What is asked: Pull out every line with the word "size".
╭─ Data for processing
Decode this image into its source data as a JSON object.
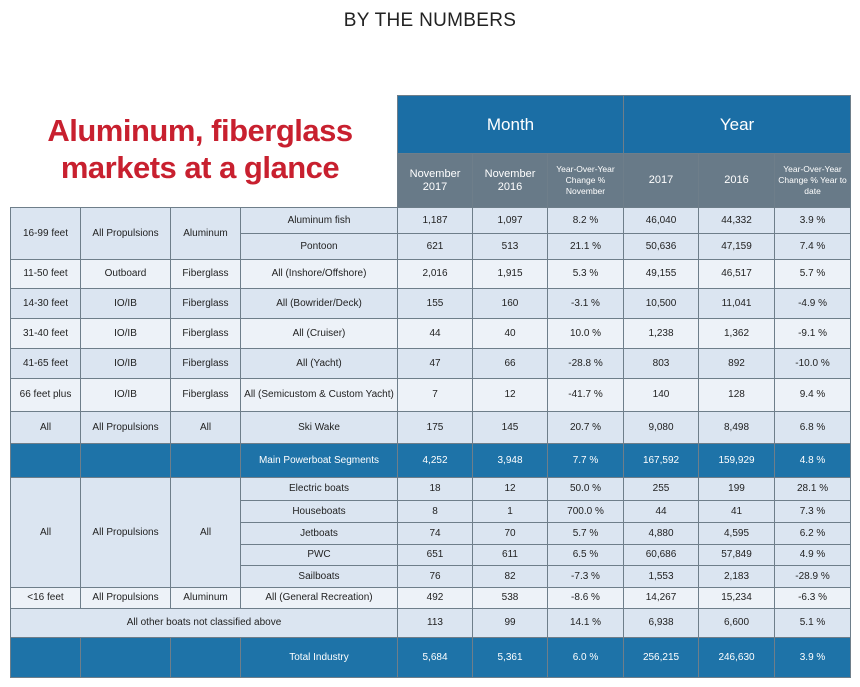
{
  "header": {
    "title": "BY THE NUMBERS",
    "headline": [
      "Aluminum, fiberglass",
      "markets at a glance"
    ]
  },
  "table": {
    "month": "Month",
    "year": "Year",
    "subheaders": [
      "November 2017",
      "November 2016",
      "Year-Over-Year Change % November",
      "2017",
      "2016",
      "Year-Over-Year Change % Year to date"
    ],
    "groups": [
      {
        "size": "16-99 feet",
        "propulsion": "All Propulsions",
        "material": "Aluminum",
        "rows": [
          {
            "segment": "Aluminum fish",
            "values": [
              "1,187",
              "1,097",
              "8.2 %",
              "46,040",
              "44,332",
              "3.9 %"
            ]
          },
          {
            "segment": "Pontoon",
            "values": [
              "621",
              "513",
              "21.1 %",
              "50,636",
              "47,159",
              "7.4 %"
            ]
          }
        ]
      },
      {
        "size": "11-50 feet",
        "propulsion": "Outboard",
        "material": "Fiberglass",
        "rows": [
          {
            "segment": "All (Inshore/Offshore)",
            "values": [
              "2,016",
              "1,915",
              "5.3 %",
              "49,155",
              "46,517",
              "5.7 %"
            ]
          }
        ]
      },
      {
        "size": "14-30 feet",
        "propulsion": "IO/IB",
        "material": "Fiberglass",
        "rows": [
          {
            "segment": "All (Bowrider/Deck)",
            "values": [
              "155",
              "160",
              "-3.1 %",
              "10,500",
              "11,041",
              "-4.9 %"
            ]
          }
        ]
      },
      {
        "size": "31-40 feet",
        "propulsion": "IO/IB",
        "material": "Fiberglass",
        "rows": [
          {
            "segment": "All (Cruiser)",
            "values": [
              "44",
              "40",
              "10.0 %",
              "1,238",
              "1,362",
              "-9.1 %"
            ]
          }
        ]
      },
      {
        "size": "41-65 feet",
        "propulsion": "IO/IB",
        "material": "Fiberglass",
        "rows": [
          {
            "segment": "All (Yacht)",
            "values": [
              "47",
              "66",
              "-28.8 %",
              "803",
              "892",
              "-10.0 %"
            ]
          }
        ]
      },
      {
        "size": "66 feet plus",
        "propulsion": "IO/IB",
        "material": "Fiberglass",
        "rows": [
          {
            "segment": "All (Semicustom & Custom Yacht)",
            "values": [
              "7",
              "12",
              "-41.7 %",
              "140",
              "128",
              "9.4 %"
            ]
          }
        ]
      },
      {
        "size": "All",
        "propulsion": "All Propulsions",
        "material": "All",
        "rows": [
          {
            "segment": "Ski Wake",
            "values": [
              "175",
              "145",
              "20.7 %",
              "9,080",
              "8,498",
              "6.8 %"
            ]
          }
        ]
      },
      {
        "rows": [
          {
            "segment": "Main Powerboat Segments",
            "values": [
              "4,252",
              "3,948",
              "7.7 %",
              "167,592",
              "159,929",
              "4.8 %"
            ]
          }
        ]
      },
      {
        "size": "All",
        "propulsion": "All Propulsions",
        "material": "All",
        "rows": [
          {
            "segment": "Electric boats",
            "values": [
              "18",
              "12",
              "50.0 %",
              "255",
              "199",
              "28.1 %"
            ]
          },
          {
            "segment": "Houseboats",
            "values": [
              "8",
              "1",
              "700.0 %",
              "44",
              "41",
              "7.3 %"
            ]
          },
          {
            "segment": "Jetboats",
            "values": [
              "74",
              "70",
              "5.7 %",
              "4,880",
              "4,595",
              "6.2 %"
            ]
          },
          {
            "segment": "PWC",
            "values": [
              "651",
              "611",
              "6.5 %",
              "60,686",
              "57,849",
              "4.9 %"
            ]
          },
          {
            "segment": "Sailboats",
            "values": [
              "76",
              "82",
              "-7.3 %",
              "1,553",
              "2,183",
              "-28.9 %"
            ]
          }
        ]
      },
      {
        "size": "<16 feet",
        "propulsion": "All Propulsions",
        "material": "Aluminum",
        "rows": [
          {
            "segment": "All (General Recreation)",
            "values": [
              "492",
              "538",
              "-8.6 %",
              "14,267",
              "15,234",
              "-6.3 %"
            ]
          }
        ]
      },
      {
        "label": "All other boats not classified above",
        "rows": [
          {
            "values": [
              "113",
              "99",
              "14.1 %",
              "6,938",
              "6,600",
              "5.1 %"
            ]
          }
        ]
      },
      {
        "rows": [
          {
            "segment": "Total Industry",
            "values": [
              "5,684",
              "5,361",
              "6.0 %",
              "256,215",
              "246,630",
              "3.9 %"
            ]
          }
        ]
      }
    ]
  }
}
╰─
Written answer:
        "size": "16-99 feet",
        "size": "11-50 feet",
        "size": "14-30 feet",
        "size": "31-40 feet",
        "size": "41-65 feet",
        "size": "66 feet plus",
        "size": "All",
        "size": "All",
        "size": "<16 feet",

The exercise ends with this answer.